# Work item:
For the records that follow, say how many lines have the word "cells" in them. Write the number and nothing more.

# Data for this task:
+ + + +

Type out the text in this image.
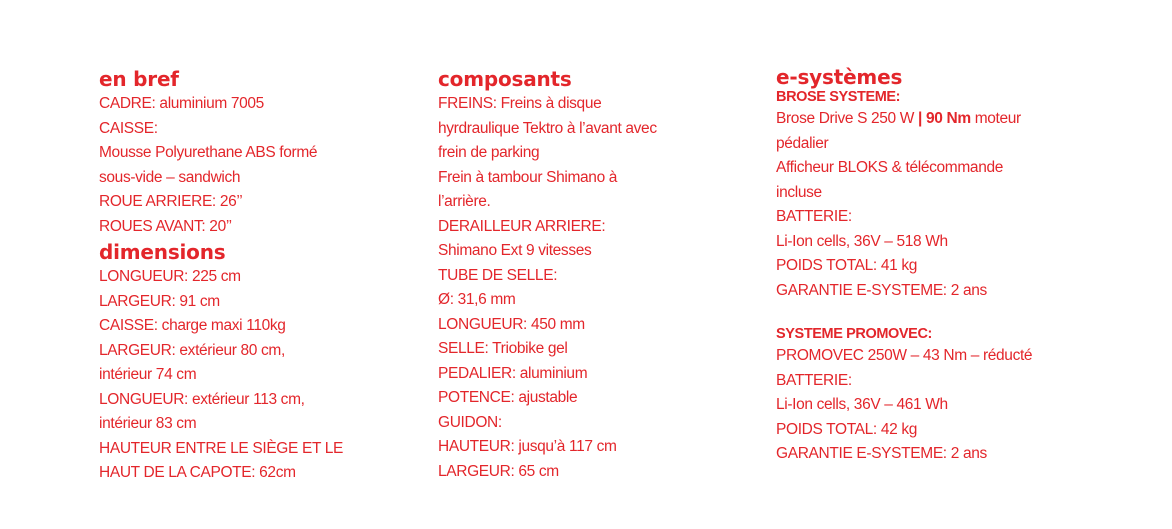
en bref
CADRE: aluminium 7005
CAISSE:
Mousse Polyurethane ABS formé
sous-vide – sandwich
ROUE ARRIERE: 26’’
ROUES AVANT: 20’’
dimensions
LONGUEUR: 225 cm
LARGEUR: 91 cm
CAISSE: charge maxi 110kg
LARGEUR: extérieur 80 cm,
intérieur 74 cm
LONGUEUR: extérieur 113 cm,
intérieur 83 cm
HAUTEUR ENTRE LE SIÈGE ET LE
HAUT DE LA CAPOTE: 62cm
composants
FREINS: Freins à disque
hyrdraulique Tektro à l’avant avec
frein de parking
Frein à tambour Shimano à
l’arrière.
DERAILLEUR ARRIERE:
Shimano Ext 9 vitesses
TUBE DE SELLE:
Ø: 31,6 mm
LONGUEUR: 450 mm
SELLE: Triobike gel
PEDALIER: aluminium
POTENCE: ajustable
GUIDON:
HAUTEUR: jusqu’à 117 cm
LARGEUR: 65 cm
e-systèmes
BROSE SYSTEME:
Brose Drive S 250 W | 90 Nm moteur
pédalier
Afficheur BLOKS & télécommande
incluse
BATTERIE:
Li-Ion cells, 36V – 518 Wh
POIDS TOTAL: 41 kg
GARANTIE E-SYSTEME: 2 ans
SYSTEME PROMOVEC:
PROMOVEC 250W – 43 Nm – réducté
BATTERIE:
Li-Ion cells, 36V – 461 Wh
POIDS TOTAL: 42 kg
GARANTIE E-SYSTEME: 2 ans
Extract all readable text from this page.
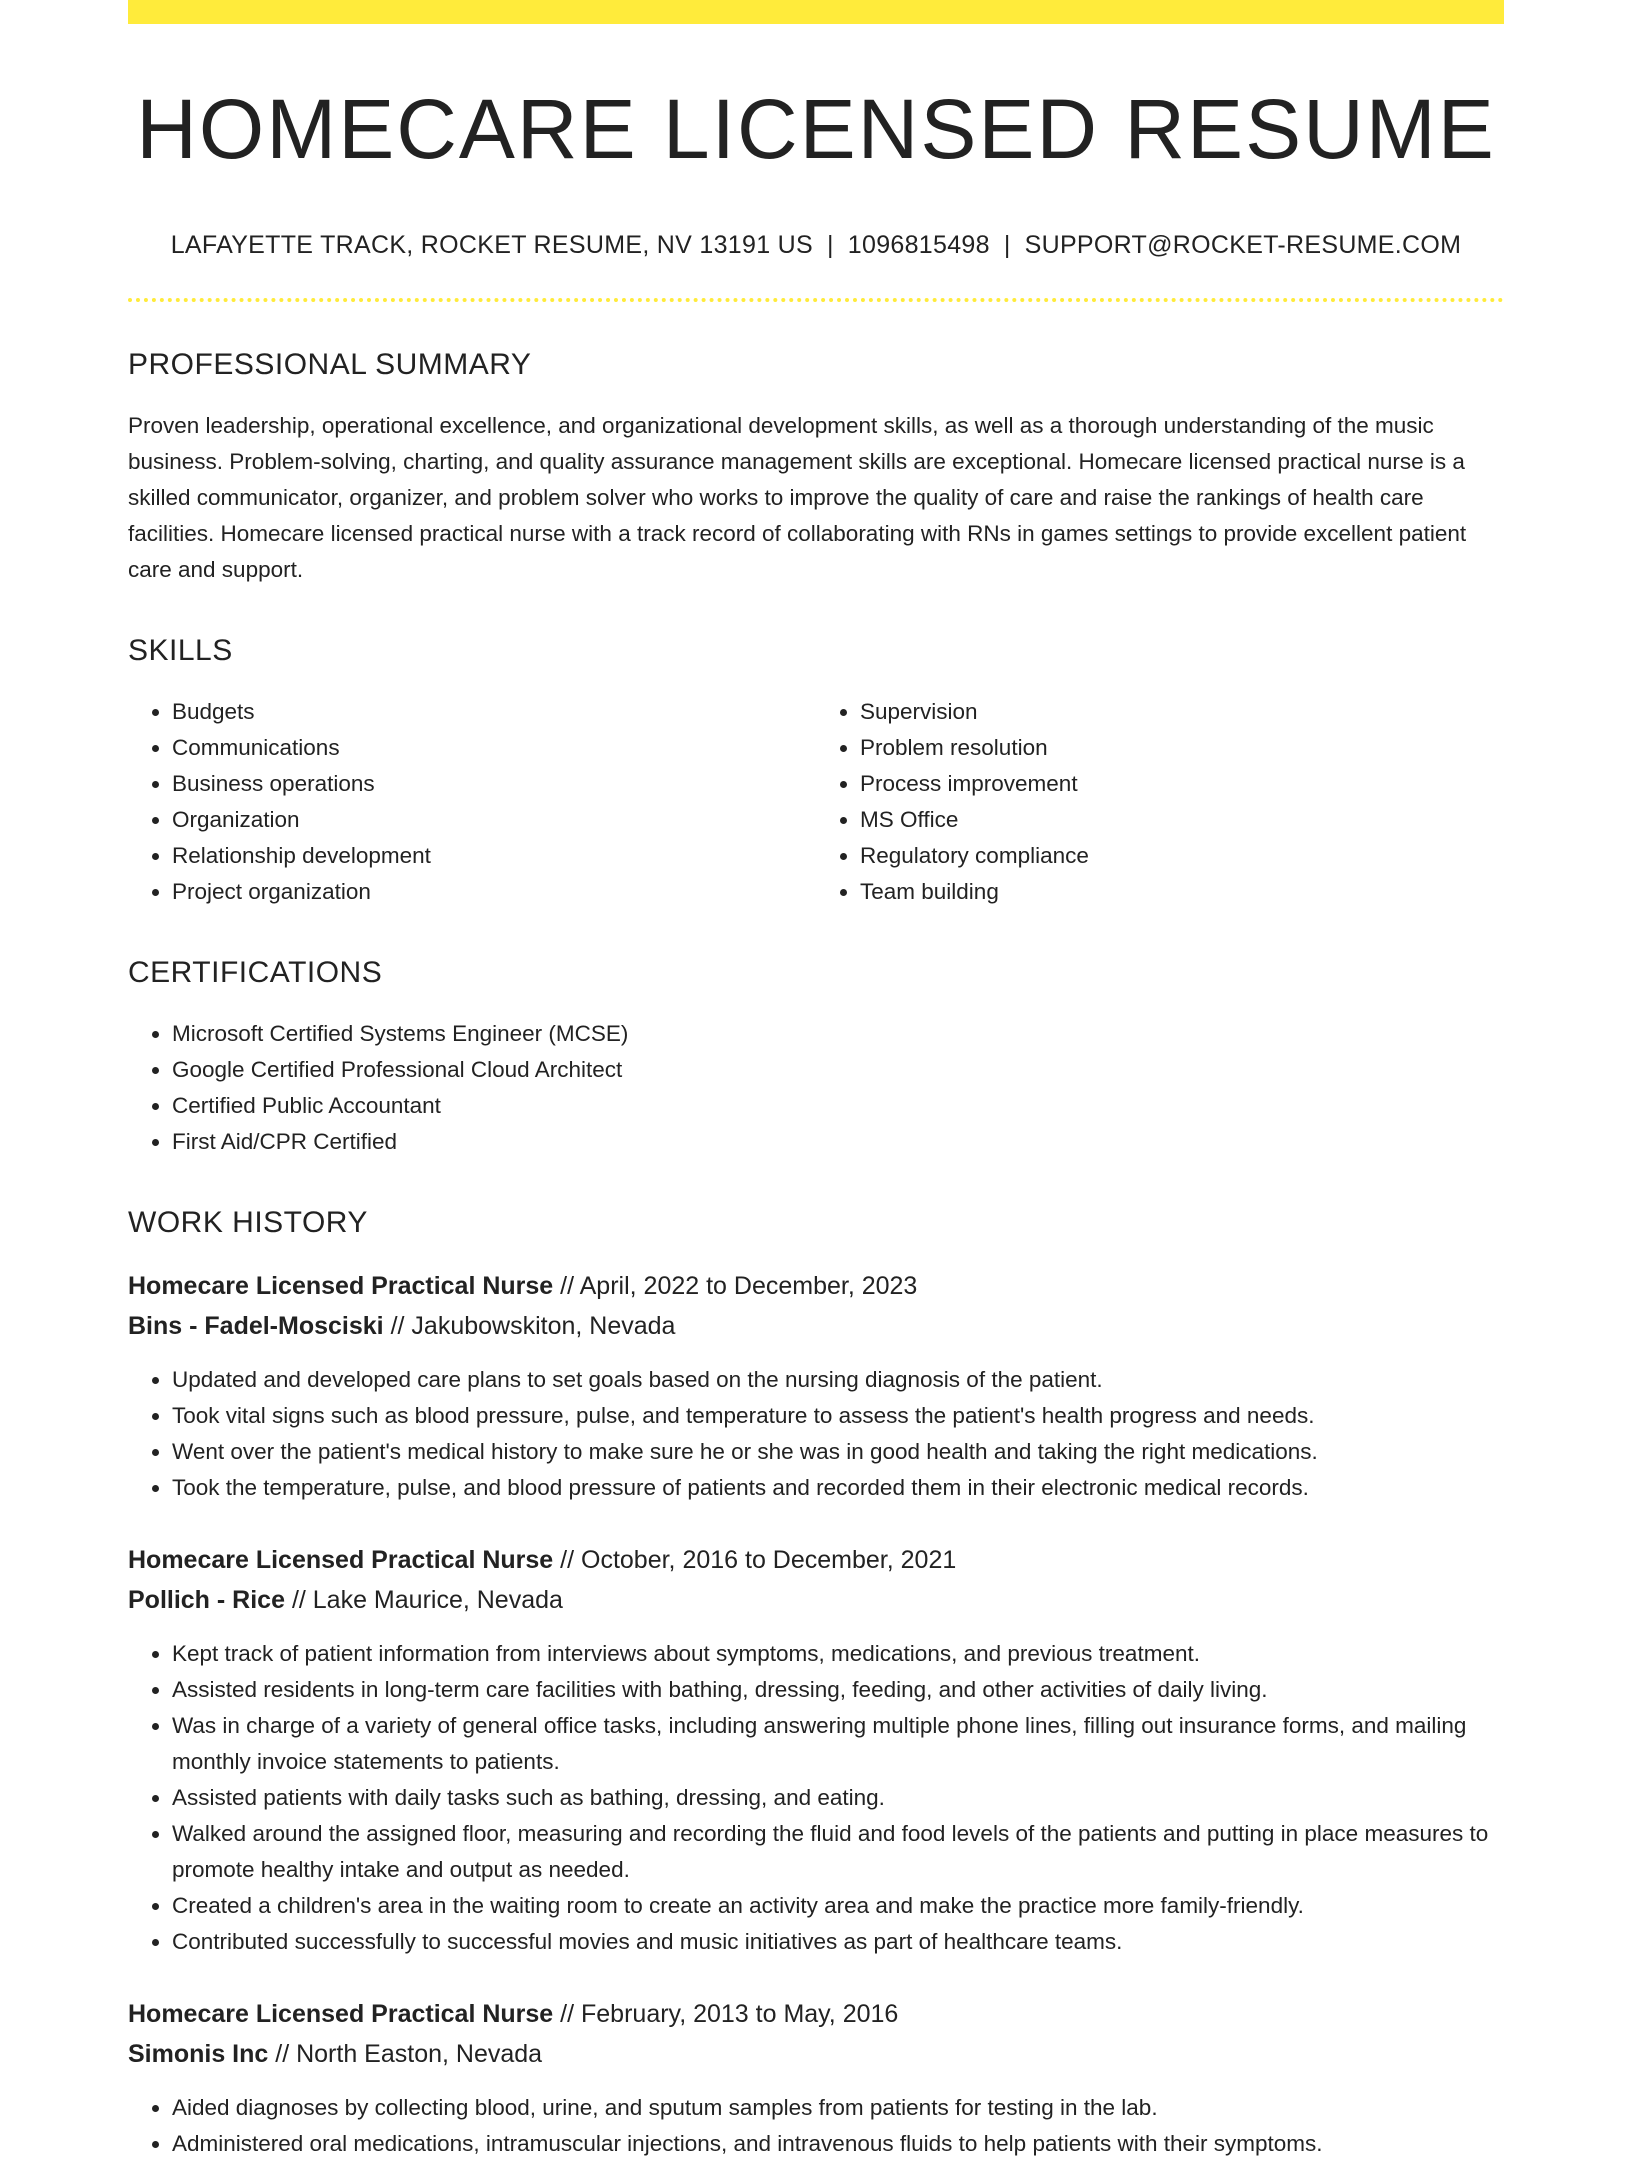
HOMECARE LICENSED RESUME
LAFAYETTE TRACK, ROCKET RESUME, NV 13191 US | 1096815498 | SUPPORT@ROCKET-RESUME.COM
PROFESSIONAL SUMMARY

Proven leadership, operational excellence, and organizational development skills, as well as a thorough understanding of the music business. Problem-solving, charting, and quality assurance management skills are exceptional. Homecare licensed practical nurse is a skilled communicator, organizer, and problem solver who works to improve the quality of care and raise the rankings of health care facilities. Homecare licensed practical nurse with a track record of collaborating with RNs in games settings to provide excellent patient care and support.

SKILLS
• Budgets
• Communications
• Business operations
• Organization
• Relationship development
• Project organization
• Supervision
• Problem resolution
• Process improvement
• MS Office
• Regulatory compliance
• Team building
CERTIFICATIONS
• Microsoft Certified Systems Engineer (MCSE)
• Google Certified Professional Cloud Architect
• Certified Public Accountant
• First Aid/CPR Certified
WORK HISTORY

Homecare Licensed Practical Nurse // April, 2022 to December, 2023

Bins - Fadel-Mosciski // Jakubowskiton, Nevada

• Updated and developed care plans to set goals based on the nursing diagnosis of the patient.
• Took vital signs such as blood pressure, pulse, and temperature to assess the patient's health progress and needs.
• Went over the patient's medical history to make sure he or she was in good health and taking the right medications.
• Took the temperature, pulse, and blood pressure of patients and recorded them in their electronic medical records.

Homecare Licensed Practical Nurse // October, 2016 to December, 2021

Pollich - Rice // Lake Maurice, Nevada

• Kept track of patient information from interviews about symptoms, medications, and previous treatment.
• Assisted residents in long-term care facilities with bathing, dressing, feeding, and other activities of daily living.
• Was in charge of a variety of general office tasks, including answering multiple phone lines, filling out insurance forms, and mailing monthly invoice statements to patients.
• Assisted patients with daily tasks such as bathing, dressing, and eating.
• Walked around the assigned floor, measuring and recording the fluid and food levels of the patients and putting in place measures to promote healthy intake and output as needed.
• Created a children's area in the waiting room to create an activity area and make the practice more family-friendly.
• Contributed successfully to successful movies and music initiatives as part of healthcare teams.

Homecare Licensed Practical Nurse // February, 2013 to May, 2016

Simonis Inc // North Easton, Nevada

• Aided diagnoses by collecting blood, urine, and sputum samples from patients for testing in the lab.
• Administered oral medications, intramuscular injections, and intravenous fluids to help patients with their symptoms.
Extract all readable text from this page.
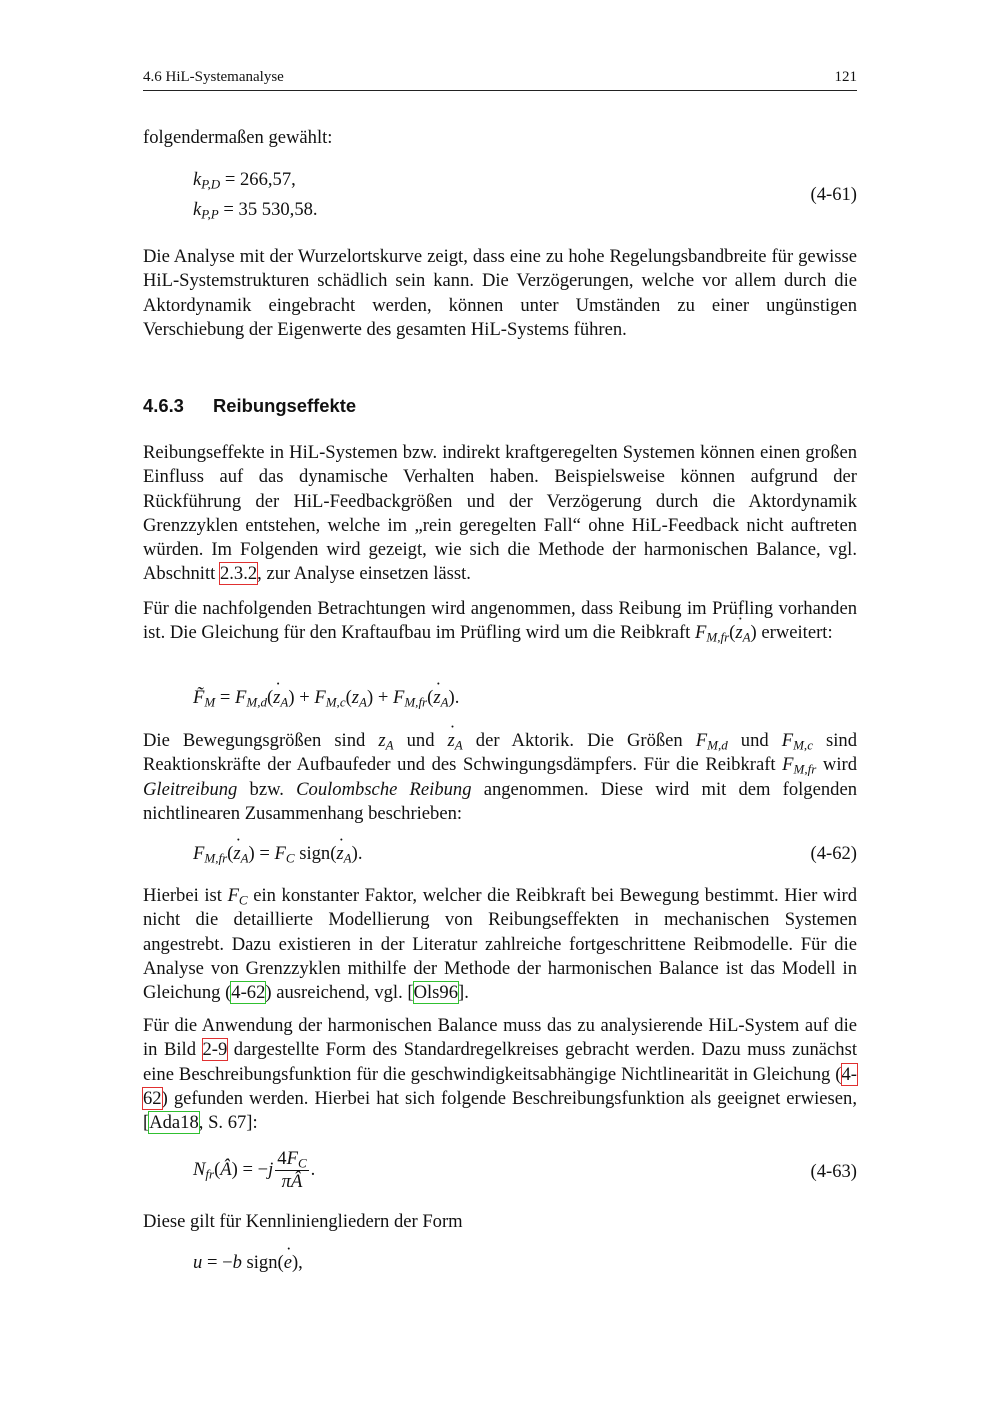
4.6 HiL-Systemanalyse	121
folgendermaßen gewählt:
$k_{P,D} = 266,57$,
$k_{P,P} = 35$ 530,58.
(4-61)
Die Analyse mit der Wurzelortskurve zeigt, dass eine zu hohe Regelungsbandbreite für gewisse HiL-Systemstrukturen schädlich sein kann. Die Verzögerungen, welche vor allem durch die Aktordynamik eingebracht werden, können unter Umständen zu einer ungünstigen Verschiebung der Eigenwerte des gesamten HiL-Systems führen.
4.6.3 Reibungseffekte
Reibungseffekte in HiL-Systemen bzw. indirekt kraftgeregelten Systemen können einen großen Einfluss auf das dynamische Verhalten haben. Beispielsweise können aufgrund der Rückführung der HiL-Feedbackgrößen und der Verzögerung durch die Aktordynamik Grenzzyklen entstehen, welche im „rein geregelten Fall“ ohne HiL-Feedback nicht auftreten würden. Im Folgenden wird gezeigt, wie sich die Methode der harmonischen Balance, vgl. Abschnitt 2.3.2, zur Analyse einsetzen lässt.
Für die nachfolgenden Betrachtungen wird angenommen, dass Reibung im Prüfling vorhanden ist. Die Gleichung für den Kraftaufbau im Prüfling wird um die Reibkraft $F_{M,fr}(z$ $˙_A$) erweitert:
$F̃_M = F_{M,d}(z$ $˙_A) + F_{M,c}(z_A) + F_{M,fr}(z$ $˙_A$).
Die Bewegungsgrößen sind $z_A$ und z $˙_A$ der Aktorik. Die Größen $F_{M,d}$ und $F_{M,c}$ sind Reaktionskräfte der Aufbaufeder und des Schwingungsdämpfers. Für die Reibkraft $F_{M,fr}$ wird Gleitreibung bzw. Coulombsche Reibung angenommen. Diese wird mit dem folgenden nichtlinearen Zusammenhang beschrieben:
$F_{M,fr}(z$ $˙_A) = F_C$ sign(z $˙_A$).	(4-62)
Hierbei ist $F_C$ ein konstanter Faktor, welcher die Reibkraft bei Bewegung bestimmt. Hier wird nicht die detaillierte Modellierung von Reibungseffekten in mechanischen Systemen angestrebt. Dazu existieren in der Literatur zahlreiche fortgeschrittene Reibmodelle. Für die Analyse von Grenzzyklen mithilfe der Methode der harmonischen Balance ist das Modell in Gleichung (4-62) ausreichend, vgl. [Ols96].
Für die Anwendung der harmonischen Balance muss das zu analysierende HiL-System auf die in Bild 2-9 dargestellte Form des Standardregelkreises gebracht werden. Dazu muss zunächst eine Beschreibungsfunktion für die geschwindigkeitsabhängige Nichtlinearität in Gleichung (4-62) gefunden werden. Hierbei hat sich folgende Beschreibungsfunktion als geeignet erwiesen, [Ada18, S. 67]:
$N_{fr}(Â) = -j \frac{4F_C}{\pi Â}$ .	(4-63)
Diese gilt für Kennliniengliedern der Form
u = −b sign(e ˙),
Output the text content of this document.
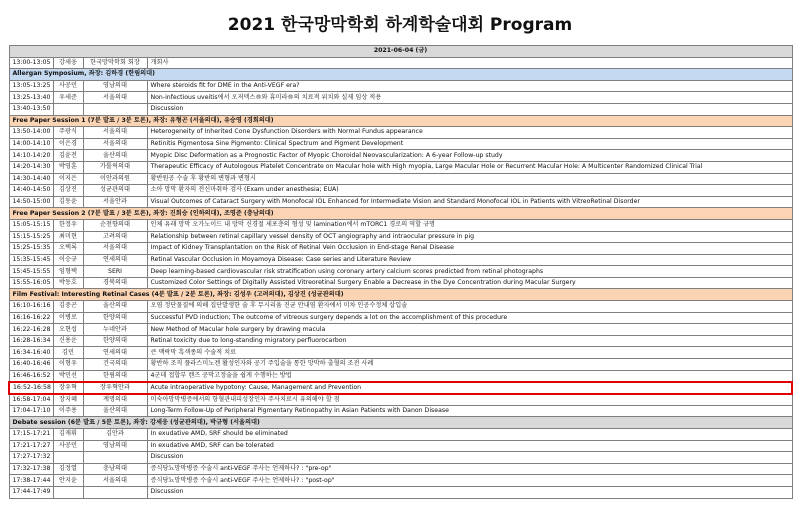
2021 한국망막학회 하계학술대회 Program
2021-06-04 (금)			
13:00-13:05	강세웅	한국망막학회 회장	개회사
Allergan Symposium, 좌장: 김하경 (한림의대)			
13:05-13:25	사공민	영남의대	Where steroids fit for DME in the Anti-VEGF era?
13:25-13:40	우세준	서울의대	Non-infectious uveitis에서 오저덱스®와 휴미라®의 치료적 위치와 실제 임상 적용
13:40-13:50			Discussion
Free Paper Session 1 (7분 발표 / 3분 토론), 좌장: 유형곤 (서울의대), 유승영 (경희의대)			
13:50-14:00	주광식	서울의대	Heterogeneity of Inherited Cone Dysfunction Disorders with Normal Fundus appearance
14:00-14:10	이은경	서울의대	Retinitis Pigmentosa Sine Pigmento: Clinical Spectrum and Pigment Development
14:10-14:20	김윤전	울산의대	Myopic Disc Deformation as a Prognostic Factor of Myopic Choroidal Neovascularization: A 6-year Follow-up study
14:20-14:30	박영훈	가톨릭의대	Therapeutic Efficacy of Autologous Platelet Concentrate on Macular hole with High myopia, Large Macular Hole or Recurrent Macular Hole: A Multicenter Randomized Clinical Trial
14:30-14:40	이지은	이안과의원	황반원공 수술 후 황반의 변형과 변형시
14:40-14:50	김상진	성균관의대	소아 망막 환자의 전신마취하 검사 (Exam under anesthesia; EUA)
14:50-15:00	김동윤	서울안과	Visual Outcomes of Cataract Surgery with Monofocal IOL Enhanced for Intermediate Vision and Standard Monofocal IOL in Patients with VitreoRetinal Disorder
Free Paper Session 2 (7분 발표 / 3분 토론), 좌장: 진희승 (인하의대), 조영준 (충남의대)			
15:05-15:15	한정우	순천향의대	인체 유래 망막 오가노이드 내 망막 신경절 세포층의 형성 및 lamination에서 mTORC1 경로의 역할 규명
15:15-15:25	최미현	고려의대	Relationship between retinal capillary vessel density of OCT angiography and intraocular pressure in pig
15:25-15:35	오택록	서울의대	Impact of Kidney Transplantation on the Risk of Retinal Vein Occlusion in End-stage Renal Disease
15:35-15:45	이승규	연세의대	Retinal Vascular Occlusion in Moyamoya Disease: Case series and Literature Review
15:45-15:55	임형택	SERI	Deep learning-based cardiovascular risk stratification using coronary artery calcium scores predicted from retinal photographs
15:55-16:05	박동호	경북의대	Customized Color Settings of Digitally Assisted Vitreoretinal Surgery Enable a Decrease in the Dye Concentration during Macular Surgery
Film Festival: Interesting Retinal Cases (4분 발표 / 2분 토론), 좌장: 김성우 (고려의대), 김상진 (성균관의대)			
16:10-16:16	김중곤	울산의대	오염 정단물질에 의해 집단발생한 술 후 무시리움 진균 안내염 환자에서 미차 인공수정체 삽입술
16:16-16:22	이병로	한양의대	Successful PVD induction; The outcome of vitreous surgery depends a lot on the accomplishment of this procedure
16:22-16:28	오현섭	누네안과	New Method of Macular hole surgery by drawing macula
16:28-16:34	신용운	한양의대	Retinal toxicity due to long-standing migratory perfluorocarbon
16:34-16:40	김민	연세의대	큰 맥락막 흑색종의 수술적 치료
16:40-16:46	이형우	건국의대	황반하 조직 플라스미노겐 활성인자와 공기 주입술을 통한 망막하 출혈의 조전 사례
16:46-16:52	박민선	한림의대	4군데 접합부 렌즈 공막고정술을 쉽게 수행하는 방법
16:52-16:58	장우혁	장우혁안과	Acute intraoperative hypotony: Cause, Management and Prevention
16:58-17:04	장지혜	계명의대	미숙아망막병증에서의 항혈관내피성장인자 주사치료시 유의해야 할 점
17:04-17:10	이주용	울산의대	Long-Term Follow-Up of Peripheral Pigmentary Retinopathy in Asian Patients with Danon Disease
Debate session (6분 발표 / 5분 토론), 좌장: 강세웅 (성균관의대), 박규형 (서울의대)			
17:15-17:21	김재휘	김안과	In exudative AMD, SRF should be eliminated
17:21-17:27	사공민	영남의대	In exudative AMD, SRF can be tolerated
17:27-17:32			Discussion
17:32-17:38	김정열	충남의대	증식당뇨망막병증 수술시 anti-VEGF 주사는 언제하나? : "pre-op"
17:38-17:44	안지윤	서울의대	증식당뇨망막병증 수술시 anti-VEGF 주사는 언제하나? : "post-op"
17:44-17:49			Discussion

+ + + +

# Worked solution:
2